**Task prompt**. Copy out every line that contains the word "Květen".
──────────────────────────────
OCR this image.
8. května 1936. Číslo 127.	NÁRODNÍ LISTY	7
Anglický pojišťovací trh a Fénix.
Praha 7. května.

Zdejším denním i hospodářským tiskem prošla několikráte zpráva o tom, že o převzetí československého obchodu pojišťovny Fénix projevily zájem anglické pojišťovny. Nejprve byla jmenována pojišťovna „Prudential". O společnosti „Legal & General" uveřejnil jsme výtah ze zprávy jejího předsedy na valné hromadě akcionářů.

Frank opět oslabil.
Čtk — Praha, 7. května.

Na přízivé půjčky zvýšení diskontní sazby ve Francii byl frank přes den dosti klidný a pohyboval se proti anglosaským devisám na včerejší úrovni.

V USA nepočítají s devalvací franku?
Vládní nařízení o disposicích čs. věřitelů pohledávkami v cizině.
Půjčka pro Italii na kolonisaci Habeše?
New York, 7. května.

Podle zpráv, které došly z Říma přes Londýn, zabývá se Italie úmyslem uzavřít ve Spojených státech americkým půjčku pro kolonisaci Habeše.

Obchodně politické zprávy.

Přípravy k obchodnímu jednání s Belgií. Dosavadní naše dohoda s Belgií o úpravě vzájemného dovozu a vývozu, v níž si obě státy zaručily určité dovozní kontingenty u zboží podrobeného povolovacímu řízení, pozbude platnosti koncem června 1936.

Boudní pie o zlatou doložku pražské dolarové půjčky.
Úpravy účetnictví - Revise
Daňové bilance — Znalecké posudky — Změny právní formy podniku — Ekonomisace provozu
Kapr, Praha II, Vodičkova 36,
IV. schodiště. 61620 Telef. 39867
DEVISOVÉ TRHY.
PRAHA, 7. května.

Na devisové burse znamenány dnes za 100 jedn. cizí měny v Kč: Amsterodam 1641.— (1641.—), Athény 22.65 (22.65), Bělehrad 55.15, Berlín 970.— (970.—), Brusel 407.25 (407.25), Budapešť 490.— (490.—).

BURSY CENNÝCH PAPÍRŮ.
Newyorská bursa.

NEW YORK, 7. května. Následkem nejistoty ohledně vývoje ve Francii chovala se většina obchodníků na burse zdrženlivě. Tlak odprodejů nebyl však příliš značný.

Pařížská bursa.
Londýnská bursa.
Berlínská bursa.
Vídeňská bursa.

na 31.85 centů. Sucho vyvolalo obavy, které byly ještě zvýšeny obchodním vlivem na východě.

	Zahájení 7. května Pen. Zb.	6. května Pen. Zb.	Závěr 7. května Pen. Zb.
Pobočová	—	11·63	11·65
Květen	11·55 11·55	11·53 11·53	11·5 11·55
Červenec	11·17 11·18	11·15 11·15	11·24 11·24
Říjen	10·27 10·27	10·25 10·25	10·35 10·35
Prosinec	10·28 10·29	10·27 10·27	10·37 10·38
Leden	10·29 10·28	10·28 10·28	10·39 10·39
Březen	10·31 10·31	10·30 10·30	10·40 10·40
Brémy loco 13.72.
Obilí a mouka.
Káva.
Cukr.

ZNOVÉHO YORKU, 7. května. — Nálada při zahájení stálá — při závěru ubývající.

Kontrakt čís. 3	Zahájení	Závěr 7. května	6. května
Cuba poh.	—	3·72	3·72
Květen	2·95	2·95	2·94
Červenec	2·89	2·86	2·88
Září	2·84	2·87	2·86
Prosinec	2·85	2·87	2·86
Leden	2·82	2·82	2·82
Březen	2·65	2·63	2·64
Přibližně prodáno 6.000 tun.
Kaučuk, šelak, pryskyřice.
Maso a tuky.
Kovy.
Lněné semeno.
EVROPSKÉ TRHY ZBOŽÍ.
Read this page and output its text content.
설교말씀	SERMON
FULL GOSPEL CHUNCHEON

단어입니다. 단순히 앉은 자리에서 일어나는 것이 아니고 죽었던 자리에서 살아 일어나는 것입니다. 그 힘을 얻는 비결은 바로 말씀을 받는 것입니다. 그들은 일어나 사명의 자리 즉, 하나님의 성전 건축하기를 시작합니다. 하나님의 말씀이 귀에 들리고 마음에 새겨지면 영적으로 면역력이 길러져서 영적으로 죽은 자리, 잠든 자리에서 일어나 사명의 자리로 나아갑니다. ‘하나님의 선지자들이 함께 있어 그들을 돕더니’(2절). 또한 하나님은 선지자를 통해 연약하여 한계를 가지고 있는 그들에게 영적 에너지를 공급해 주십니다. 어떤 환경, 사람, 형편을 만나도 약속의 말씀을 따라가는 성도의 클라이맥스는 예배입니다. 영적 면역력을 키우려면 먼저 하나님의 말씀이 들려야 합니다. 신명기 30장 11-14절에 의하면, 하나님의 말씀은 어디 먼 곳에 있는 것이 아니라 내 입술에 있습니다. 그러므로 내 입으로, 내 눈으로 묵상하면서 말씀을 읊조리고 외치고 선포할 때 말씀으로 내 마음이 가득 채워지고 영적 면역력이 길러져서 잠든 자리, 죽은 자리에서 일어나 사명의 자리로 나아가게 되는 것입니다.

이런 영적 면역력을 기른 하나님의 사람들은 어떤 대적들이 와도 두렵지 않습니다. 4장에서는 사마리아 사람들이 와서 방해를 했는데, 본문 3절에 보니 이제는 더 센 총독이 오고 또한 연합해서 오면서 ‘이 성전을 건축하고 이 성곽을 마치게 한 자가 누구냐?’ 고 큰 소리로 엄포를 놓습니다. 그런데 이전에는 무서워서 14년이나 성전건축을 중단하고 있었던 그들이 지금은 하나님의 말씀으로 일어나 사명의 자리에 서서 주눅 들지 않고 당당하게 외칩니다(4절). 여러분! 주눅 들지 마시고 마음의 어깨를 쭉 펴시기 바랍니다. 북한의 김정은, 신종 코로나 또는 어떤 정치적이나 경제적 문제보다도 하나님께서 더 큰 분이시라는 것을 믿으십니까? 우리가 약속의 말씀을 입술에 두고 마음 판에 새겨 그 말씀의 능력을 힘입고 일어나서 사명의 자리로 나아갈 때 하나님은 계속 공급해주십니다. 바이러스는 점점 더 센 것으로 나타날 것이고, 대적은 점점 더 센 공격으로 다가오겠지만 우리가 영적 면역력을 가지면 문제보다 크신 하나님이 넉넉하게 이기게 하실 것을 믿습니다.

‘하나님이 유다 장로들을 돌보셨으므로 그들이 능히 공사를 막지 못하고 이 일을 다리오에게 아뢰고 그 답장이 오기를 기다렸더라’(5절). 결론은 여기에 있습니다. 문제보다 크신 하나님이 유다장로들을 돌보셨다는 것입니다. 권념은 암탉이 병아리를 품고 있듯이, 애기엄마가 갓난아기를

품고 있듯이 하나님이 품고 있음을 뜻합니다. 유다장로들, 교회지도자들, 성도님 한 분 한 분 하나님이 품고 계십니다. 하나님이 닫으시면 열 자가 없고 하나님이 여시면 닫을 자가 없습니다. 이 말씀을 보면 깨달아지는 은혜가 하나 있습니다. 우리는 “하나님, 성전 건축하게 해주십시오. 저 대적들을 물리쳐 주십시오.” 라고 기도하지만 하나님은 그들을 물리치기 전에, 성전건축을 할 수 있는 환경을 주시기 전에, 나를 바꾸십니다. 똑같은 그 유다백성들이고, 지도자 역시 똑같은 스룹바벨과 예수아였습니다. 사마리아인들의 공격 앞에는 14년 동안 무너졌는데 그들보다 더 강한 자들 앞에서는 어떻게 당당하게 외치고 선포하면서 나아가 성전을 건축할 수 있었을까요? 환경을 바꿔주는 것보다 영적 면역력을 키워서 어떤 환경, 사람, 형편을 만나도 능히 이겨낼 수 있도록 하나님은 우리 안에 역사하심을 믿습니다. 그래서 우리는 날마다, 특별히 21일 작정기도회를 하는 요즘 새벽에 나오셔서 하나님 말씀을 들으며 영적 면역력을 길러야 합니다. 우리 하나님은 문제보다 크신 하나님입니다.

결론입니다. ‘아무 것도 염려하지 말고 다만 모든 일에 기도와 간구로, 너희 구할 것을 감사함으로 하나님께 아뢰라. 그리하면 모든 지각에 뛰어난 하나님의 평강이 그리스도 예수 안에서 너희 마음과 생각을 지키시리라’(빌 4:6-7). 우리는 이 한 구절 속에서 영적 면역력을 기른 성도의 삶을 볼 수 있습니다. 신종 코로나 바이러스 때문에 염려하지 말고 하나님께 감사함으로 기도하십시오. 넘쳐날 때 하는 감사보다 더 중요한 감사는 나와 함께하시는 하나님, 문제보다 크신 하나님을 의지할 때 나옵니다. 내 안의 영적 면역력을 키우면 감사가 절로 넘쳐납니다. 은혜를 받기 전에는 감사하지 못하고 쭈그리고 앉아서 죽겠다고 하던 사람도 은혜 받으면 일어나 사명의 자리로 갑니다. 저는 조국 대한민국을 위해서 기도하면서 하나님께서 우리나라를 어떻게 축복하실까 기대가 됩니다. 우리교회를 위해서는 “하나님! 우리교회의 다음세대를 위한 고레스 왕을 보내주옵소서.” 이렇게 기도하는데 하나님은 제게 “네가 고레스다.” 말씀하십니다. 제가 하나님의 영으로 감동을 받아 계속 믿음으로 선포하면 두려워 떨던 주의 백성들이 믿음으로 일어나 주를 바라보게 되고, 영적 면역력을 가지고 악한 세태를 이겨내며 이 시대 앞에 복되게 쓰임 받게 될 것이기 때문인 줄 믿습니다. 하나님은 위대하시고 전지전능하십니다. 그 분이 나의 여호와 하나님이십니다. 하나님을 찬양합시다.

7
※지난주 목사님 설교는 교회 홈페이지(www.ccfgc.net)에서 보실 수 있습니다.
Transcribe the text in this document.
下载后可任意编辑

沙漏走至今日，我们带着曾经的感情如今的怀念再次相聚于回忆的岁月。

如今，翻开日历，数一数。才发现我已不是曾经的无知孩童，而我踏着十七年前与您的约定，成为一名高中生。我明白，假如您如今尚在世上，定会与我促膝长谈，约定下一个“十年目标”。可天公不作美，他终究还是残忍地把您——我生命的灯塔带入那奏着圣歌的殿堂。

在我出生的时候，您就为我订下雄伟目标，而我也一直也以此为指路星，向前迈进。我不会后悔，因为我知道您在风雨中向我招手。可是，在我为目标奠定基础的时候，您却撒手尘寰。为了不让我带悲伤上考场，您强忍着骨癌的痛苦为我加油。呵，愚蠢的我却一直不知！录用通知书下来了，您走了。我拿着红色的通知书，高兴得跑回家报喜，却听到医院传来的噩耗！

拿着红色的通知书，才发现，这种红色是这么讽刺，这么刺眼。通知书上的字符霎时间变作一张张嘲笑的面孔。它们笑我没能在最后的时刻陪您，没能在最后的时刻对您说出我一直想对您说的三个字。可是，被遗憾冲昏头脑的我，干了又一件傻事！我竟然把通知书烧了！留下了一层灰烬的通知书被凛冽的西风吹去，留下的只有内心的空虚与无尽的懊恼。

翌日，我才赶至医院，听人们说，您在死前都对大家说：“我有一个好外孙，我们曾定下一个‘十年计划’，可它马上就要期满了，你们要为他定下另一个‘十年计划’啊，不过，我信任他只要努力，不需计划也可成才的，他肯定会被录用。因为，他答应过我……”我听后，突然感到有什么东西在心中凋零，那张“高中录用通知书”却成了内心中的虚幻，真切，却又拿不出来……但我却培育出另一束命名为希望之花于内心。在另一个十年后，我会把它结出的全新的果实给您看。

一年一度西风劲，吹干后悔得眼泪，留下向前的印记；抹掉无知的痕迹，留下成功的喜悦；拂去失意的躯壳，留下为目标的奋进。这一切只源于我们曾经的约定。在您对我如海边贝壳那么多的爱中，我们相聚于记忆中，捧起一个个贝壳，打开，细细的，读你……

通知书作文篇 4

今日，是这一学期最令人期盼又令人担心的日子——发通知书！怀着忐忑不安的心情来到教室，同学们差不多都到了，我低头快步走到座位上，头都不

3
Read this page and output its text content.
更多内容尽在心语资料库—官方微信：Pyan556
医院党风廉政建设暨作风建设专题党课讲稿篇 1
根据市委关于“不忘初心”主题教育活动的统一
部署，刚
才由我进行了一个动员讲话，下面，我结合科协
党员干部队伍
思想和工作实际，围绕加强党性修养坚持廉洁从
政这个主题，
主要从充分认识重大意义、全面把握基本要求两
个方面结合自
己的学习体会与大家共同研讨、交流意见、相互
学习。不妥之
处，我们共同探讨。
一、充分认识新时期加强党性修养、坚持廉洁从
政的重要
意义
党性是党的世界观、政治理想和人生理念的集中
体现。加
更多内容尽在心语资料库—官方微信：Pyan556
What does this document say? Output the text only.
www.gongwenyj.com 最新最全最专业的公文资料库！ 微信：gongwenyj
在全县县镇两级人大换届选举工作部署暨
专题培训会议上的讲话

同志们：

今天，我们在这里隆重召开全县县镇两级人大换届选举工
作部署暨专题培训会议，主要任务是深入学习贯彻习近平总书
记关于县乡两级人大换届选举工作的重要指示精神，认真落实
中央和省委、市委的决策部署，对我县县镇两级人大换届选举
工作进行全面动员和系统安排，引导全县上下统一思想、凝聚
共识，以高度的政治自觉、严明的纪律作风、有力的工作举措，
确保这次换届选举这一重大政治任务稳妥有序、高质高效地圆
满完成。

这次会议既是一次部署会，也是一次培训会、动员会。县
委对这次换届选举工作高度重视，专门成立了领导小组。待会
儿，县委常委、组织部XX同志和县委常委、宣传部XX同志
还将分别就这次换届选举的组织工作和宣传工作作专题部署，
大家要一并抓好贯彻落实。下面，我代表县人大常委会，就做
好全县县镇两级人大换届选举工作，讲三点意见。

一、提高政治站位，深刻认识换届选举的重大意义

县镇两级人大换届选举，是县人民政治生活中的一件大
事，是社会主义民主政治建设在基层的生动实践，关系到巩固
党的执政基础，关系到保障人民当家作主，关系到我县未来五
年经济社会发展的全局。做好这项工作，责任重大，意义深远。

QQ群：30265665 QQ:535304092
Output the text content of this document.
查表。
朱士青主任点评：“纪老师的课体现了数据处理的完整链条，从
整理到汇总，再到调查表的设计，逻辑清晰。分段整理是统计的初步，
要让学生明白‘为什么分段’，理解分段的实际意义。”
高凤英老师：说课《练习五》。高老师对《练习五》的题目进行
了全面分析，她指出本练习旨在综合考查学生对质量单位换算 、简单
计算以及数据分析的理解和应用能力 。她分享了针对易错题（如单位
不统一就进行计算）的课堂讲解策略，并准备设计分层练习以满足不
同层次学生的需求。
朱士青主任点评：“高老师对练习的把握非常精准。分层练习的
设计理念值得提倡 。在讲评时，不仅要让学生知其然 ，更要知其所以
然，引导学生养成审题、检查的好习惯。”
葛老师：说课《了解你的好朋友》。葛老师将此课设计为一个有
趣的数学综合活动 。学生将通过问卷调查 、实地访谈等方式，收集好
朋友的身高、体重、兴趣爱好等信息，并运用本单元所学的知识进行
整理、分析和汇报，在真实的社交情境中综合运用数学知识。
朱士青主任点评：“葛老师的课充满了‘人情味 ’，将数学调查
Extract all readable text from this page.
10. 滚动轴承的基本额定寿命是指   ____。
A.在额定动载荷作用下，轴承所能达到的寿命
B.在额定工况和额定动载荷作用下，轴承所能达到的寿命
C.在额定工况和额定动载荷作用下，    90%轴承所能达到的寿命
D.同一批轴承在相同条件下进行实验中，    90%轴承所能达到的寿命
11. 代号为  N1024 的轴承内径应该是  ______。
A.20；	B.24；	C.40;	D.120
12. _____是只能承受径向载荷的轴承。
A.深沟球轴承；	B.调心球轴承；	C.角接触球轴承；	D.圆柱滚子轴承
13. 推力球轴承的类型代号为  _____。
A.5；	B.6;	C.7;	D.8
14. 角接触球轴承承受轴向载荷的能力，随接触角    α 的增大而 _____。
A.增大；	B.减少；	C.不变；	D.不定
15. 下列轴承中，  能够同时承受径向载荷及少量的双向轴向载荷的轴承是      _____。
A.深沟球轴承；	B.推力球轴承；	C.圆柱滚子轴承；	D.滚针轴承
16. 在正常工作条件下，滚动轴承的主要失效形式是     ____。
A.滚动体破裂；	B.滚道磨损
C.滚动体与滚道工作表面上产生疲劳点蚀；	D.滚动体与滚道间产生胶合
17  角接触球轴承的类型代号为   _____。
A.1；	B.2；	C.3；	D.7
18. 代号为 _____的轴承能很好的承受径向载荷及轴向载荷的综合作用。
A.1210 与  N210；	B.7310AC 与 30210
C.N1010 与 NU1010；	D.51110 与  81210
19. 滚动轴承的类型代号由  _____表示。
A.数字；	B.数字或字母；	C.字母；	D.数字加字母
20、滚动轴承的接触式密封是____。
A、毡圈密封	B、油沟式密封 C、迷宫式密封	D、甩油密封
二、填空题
──────────────────────────────
**Exercise answer**.
Květen	11·55 11·55	11·53 11·53	11·5 11·55
Květen	2·95	2·95	2·94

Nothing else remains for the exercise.